----- Extracted material -----

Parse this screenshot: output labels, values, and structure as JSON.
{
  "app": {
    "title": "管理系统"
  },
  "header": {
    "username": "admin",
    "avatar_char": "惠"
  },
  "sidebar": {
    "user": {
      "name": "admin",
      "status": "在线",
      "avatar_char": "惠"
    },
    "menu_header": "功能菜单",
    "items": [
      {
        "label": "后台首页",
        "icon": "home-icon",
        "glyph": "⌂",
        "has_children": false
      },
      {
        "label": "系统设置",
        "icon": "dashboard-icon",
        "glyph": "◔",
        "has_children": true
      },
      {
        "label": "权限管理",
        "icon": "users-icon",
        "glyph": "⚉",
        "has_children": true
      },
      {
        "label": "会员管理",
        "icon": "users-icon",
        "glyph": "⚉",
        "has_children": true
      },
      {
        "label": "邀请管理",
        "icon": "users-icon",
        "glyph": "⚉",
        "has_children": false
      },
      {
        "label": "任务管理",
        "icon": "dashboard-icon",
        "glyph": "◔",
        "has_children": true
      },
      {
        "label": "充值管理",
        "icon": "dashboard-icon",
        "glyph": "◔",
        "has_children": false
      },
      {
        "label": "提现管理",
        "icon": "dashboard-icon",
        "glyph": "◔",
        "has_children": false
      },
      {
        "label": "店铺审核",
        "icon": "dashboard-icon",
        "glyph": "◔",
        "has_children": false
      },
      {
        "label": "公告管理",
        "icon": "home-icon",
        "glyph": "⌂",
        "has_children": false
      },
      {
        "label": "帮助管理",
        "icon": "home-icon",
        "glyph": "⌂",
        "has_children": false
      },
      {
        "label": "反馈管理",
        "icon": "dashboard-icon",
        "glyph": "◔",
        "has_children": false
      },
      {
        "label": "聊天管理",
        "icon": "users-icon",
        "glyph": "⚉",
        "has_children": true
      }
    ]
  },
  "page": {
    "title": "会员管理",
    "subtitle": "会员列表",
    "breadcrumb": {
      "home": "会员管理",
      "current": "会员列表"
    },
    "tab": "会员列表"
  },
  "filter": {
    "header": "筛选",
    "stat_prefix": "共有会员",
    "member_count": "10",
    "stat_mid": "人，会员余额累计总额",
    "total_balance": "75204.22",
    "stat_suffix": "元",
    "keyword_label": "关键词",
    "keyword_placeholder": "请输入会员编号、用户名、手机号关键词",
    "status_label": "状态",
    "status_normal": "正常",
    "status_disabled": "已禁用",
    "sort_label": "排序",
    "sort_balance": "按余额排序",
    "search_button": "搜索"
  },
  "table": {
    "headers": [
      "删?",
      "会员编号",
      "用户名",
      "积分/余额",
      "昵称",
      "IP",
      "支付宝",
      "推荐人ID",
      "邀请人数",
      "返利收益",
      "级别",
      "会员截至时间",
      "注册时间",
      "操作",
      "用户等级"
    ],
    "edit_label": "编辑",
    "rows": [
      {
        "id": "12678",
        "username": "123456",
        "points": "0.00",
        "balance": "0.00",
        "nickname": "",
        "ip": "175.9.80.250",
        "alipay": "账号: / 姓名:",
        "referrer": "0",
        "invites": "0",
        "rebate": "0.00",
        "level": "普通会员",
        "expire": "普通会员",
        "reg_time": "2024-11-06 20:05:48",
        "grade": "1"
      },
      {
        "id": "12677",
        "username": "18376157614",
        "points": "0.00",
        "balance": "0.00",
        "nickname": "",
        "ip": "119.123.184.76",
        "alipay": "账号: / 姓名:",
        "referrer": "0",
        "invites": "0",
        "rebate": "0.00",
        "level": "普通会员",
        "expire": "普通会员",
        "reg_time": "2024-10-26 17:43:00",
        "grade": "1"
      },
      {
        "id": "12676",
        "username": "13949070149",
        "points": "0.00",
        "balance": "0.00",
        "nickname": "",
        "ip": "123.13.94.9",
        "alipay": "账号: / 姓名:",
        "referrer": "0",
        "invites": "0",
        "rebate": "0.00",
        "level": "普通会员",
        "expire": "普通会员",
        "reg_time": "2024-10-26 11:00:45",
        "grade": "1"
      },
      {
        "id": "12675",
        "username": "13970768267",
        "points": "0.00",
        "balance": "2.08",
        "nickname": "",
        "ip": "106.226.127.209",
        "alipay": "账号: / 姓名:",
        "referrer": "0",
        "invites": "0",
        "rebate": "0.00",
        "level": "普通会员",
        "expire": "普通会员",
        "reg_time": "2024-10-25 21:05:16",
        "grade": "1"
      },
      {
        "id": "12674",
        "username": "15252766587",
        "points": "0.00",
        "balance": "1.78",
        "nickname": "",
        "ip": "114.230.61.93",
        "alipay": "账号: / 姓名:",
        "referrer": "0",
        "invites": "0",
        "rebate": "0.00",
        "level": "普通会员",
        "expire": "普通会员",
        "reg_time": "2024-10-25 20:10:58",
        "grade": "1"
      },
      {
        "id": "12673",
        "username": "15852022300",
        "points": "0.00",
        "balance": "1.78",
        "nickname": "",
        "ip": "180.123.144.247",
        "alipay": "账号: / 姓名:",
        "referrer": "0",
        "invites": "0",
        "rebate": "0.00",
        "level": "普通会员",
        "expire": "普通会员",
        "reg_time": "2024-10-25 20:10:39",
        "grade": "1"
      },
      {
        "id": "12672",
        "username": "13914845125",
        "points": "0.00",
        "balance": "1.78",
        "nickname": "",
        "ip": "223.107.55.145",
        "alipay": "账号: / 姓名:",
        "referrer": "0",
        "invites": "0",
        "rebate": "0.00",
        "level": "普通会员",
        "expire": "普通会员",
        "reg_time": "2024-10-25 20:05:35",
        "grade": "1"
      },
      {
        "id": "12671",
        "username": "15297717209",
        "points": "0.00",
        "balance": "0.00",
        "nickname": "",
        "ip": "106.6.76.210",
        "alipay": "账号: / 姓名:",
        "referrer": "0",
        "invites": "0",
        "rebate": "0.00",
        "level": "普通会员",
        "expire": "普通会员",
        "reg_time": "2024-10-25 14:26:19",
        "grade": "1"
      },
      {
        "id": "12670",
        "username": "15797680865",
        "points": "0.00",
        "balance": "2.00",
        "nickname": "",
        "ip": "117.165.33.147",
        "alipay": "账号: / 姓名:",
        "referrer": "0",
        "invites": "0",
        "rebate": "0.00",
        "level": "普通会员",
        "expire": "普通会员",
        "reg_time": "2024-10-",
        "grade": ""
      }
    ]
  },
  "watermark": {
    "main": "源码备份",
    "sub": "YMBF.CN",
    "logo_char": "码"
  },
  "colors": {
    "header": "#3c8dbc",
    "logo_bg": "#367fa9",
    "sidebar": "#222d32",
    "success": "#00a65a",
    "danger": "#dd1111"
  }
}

-----

→ **Aim**
Retype every record above exactly as it appears.

→ **Result**
Parse this screenshot: output labels, values, and structure as JSON.
{
  "app": {
    "title": "管理系统"
  },
  "header": {
    "username": "admin",
    "avatar_char": "惠"
  },
  "sidebar": {
    "user": {
      "name": "admin",
      "status": "在线",
      "avatar_char": "惠"
    },
    "menu_header": "功能菜单",
    "items": [
      {
        "label": "后台首页",
        "icon": "home-icon",
        "glyph": "⌂",
        "has_children": false
      },
      {
        "label": "系统设置",
        "icon": "dashboard-icon",
        "glyph": "◔",
        "has_children": true
      },
      {
        "label": "权限管理",
        "icon": "users-icon",
        "glyph": "⚉",
        "has_children": true
      },
      {
        "label": "会员管理",
        "icon": "users-icon",
        "glyph": "⚉",
        "has_children": true
      },
      {
        "label": "邀请管理",
        "icon": "users-icon",
        "glyph": "⚉",
        "has_children": false
      },
      {
        "label": "任务管理",
        "icon": "dashboard-icon",
        "glyph": "◔",
        "has_children": true
      },
      {
        "label": "充值管理",
        "icon": "dashboard-icon",
        "glyph": "◔",
        "has_children": false
      },
      {
        "label": "提现管理",
        "icon": "dashboard-icon",
        "glyph": "◔",
        "has_children": false
      },
      {
        "label": "店铺审核",
        "icon": "dashboard-icon",
        "glyph": "◔",
        "has_children": false
      },
      {
        "label": "公告管理",
        "icon": "home-icon",
        "glyph": "⌂",
        "has_children": false
      },
      {
        "label": "帮助管理",
        "icon": "home-icon",
        "glyph": "⌂",
        "has_children": false
      },
      {
        "label": "反馈管理",
        "icon": "dashboard-icon",
        "glyph": "◔",
        "has_children": false
      },
      {
        "label": "聊天管理",
        "icon": "users-icon",
        "glyph": "⚉",
        "has_children": true
      }
    ]
  },
  "page": {
    "title": "会员管理",
    "subtitle": "会员列表",
    "breadcrumb": {
      "home": "会员管理",
      "current": "会员列表"
    },
    "tab": "会员列表"
  },
  "filter": {
    "header": "筛选",
    "stat_prefix": "共有会员",
    "member_count": "10",
    "stat_mid": "人，会员余额累计总额",
    "total_balance": "75204.22",
    "stat_suffix": "元",
    "keyword_label": "关键词",
    "keyword_placeholder": "请输入会员编号、用户名、手机号关键词",
    "status_label": "状态",
    "status_normal": "正常",
    "status_disabled": "已禁用",
    "sort_label": "排序",
    "sort_balance": "按余额排序",
    "search_button": "搜索"
  },
  "table": {
    "headers": [
      "删?",
      "会员编号",
      "用户名",
      "积分/余额",
      "昵称",
      "IP",
      "支付宝",
      "推荐人ID",
      "邀请人数",
      "返利收益",
      "级别",
      "会员截至时间",
      "注册时间",
      "操作",
      "用户等级"
    ],
    "edit_label": "编辑",
    "rows": [
      {
        "id": "12678",
        "username": "123456",
        "points": "0.00",
        "balance": "0.00",
        "nickname": "",
        "ip": "175.9.80.250",
        "alipay": "账号: / 姓名:",
        "referrer": "0",
        "invites": "0",
        "rebate": "0.00",
        "level": "普通会员",
        "expire": "普通会员",
        "reg_time": "2024-11-06 20:05:48",
        "grade": "1"
      },
      {
        "id": "12677",
        "username": "18376157614",
        "points": "0.00",
        "balance": "0.00",
        "nickname": "",
        "ip": "119.123.184.76",
        "alipay": "账号: / 姓名:",
        "referrer": "0",
        "invites": "0",
        "rebate": "0.00",
        "level": "普通会员",
        "expire": "普通会员",
        "reg_time": "2024-10-26 17:43:00",
        "grade": "1"
      },
      {
        "id": "12676",
        "username": "13949070149",
        "points": "0.00",
        "balance": "0.00",
        "nickname": "",
        "ip": "123.13.94.9",
        "alipay": "账号: / 姓名:",
        "referrer": "0",
        "invites": "0",
        "rebate": "0.00",
        "level": "普通会员",
        "expire": "普通会员",
        "reg_time": "2024-10-26 11:00:45",
        "grade": "1"
      },
      {
        "id": "12675",
        "username": "13970768267",
        "points": "0.00",
        "balance": "2.08",
        "nickname": "",
        "ip": "106.226.127.209",
        "alipay": "账号: / 姓名:",
        "referrer": "0",
        "invites": "0",
        "rebate": "0.00",
        "level": "普通会员",
        "expire": "普通会员",
        "reg_time": "2024-10-25 21:05:16",
        "grade": "1"
      },
      {
        "id": "12674",
        "username": "15252766587",
        "points": "0.00",
        "balance": "1.78",
        "nickname": "",
        "ip": "114.230.61.93",
        "alipay": "账号: / 姓名:",
        "referrer": "0",
        "invites": "0",
        "rebate": "0.00",
        "level": "普通会员",
        "expire": "普通会员",
        "reg_time": "2024-10-25 20:10:58",
        "grade": "1"
      },
      {
        "id": "12673",
        "username": "15852022300",
        "points": "0.00",
        "balance": "1.78",
        "nickname": "",
        "ip": "180.123.144.247",
        "alipay": "账号: / 姓名:",
        "referrer": "0",
        "invites": "0",
        "rebate": "0.00",
        "level": "普通会员",
        "expire": "普通会员",
        "reg_time": "2024-10-25 20:10:39",
        "grade": "1"
      },
      {
        "id": "12672",
        "username": "13914845125",
        "points": "0.00",
        "balance": "1.78",
        "nickname": "",
        "ip": "223.107.55.145",
        "alipay": "账号: / 姓名:",
        "referrer": "0",
        "invites": "0",
        "rebate": "0.00",
        "level": "普通会员",
        "expire": "普通会员",
        "reg_time": "2024-10-25 20:05:35",
        "grade": "1"
      },
      {
        "id": "12671",
        "username": "15297717209",
        "points": "0.00",
        "balance": "0.00",
        "nickname": "",
        "ip": "106.6.76.210",
        "alipay": "账号: / 姓名:",
        "referrer": "0",
        "invites": "0",
        "rebate": "0.00",
        "level": "普通会员",
        "expire": "普通会员",
        "reg_time": "2024-10-25 14:26:19",
        "grade": "1"
      },
      {
        "id": "12670",
        "username": "15797680865",
        "points": "0.00",
        "balance": "2.00",
        "nickname": "",
        "ip": "117.165.33.147",
        "alipay": "账号: / 姓名:",
        "referrer": "0",
        "invites": "0",
        "rebate": "0.00",
        "level": "普通会员",
        "expire": "普通会员",
        "reg_time": "2024-10-",
        "grade": ""
      }
    ]
  },
  "watermark": {
    "main": "源码备份",
    "sub": "YMBF.CN",
    "logo_char": "码"
  },
  "colors": {
    "header": "#3c8dbc",
    "logo_bg": "#367fa9",
    "sidebar": "#222d32",
    "success": "#00a65a",
    "danger": "#dd1111"
  }
}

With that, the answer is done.